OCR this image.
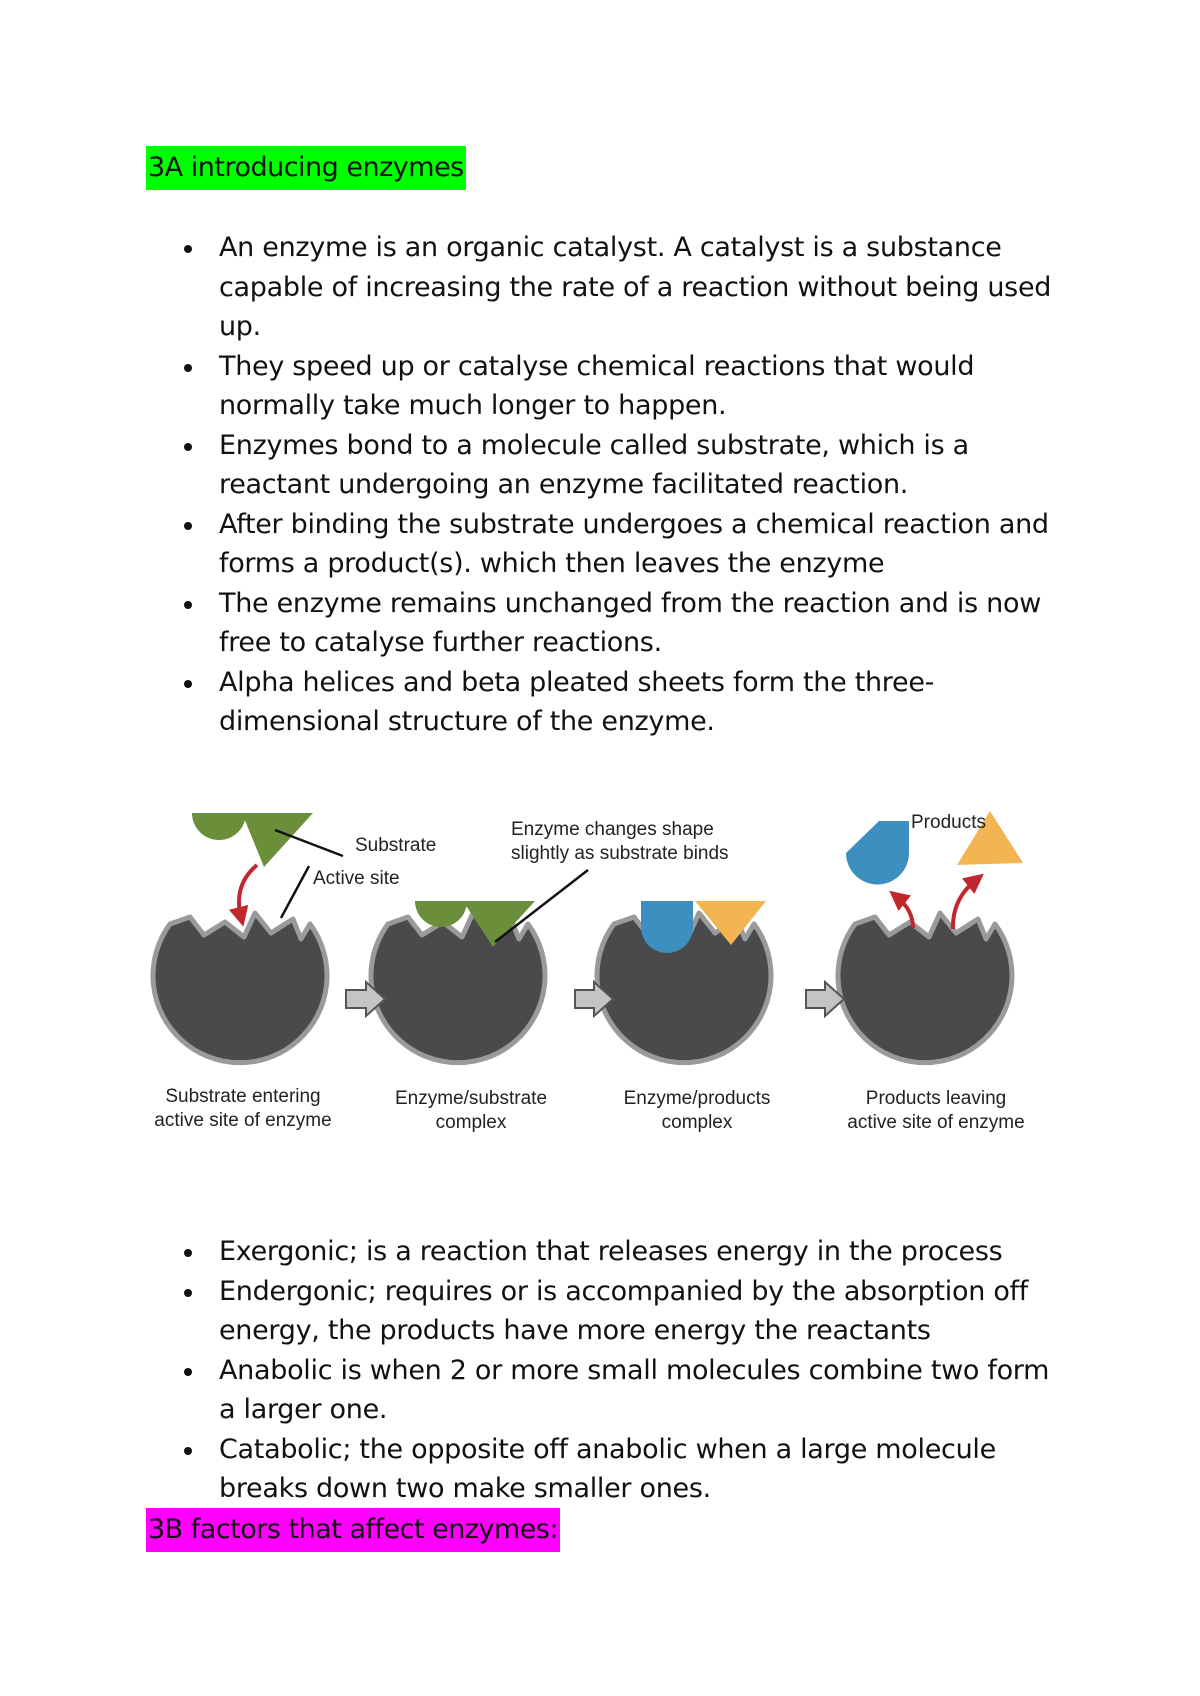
3A introducing enzymes
An enzyme is an organic catalyst. A catalyst is a substance capable of increasing the rate of a reaction without being used up.
They speed up or catalyse chemical reactions that would normally take much longer to happen.
Enzymes bond to a molecule called substrate, which is a reactant undergoing an enzyme facilitated reaction.
After binding the substrate undergoes a chemical reaction and forms a product(s). which then leaves the enzyme
The enzyme remains unchanged from the reaction and is now free to catalyse further reactions.
Alpha helices and beta pleated sheets form the three-dimensional structure of the enzyme.
Substrate
Active site
Enzyme changes shape
slightly as substrate binds
Products
Substrate entering
active site of enzyme
Enzyme/substrate
complex
Enzyme/products
complex
Products leaving
active site of enzyme
Exergonic; is a reaction that releases energy in the process
Endergonic; requires or is accompanied by the absorption off energy, the products have more energy the reactants
Anabolic is when 2 or more small molecules combine two form a larger one.
Catabolic; the opposite off anabolic when a large molecule breaks down two make smaller ones.
3B factors that affect enzymes:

◆ ◆ ◆

## TASK TO CARRY OUT
Repeat the entries exactly, pictures left out.

## SOLUTION TO THE PROBLEM
OCR this image.
3A introducing enzymes
An enzyme is an organic catalyst. A catalyst is a substance capable of increasing the rate of a reaction without being used up.
They speed up or catalyse chemical reactions that would normally take much longer to happen.
Enzymes bond to a molecule called substrate, which is a reactant undergoing an enzyme facilitated reaction.
After binding the substrate undergoes a chemical reaction and forms a product(s). which then leaves the enzyme
The enzyme remains unchanged from the reaction and is now free to catalyse further reactions.
Alpha helices and beta pleated sheets form the three-dimensional structure of the enzyme.
Substrate
Active site
Enzyme changes shape
slightly as substrate binds
Products
Substrate entering
active site of enzyme
Enzyme/substrate
complex
Enzyme/products
complex
Products leaving
active site of enzyme
Exergonic; is a reaction that releases energy in the process
Endergonic; requires or is accompanied by the absorption off energy, the products have more energy the reactants
Anabolic is when 2 or more small molecules combine two form a larger one.
Catabolic; the opposite off anabolic when a large molecule breaks down two make smaller ones.
3B factors that affect enzymes:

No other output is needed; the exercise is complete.